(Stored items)
________________________

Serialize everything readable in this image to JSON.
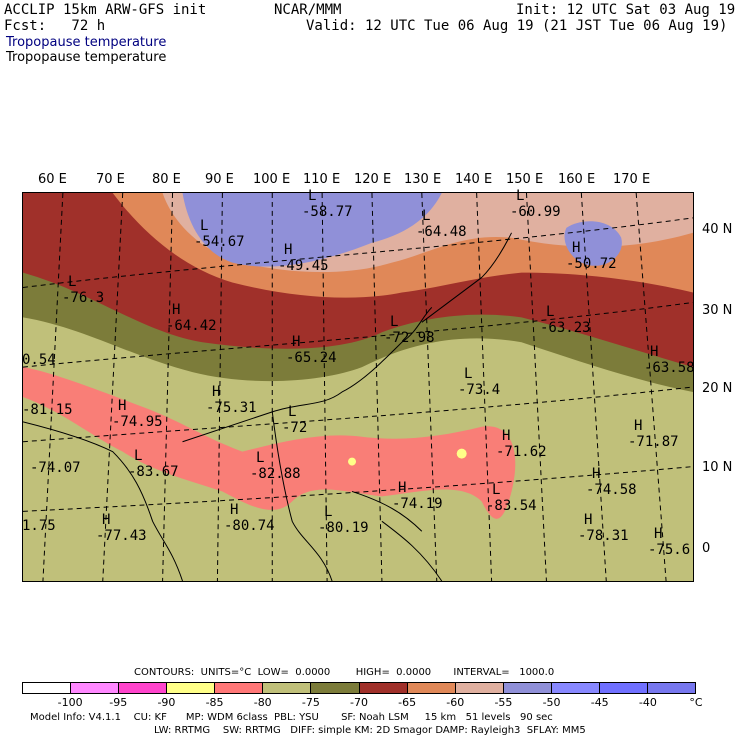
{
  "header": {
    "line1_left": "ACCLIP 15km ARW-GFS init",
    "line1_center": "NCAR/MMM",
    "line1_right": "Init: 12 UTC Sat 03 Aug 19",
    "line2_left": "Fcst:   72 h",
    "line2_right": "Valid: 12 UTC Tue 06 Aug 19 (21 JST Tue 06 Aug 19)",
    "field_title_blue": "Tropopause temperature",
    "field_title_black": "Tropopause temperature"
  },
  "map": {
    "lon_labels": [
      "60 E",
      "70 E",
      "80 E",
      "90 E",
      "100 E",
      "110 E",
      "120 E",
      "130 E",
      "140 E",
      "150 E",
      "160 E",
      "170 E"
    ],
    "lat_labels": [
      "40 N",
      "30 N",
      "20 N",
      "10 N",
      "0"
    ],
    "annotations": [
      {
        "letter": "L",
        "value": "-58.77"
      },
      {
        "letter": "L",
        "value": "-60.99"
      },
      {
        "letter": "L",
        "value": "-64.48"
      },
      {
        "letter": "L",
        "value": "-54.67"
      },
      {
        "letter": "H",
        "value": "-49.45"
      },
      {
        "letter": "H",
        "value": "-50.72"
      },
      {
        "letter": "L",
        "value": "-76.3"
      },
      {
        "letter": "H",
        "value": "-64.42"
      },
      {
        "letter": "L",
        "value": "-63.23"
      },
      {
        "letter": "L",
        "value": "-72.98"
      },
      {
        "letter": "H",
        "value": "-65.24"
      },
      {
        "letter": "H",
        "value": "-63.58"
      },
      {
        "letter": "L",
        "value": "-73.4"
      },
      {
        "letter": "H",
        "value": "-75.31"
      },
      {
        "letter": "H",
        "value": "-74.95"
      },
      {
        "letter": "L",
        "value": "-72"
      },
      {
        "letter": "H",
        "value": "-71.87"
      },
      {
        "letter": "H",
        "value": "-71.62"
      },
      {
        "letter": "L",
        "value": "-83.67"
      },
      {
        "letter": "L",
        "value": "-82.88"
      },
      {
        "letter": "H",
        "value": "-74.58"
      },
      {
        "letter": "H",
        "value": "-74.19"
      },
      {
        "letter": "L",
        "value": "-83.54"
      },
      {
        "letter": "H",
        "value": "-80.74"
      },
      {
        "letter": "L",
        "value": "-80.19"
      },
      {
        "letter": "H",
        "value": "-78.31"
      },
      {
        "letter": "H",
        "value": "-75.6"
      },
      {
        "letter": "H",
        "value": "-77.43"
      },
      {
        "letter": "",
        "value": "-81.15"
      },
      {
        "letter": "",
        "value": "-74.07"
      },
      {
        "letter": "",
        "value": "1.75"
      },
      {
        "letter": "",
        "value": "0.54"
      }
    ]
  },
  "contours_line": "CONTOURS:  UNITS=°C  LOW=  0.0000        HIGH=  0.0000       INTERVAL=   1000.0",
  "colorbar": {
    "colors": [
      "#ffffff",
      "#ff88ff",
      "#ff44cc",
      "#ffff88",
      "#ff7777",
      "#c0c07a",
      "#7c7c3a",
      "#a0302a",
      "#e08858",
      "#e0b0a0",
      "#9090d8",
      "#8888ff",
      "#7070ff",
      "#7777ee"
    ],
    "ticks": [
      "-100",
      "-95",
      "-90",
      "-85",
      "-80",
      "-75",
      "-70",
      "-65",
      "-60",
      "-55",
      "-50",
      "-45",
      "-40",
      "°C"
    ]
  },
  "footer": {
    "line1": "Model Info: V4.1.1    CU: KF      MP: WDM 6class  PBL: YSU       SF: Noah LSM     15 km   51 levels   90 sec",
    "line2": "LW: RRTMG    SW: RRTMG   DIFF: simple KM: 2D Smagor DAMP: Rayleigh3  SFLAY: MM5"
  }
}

________________________

= PROBLEM DESCRIPTION =
Copy out every line where the word "Tropopause" occurs.

= ANSWER FOR THE TASK =
    "field_title_blue": "Tropopause temperature",
    "field_title_black": "Tropopause temperature"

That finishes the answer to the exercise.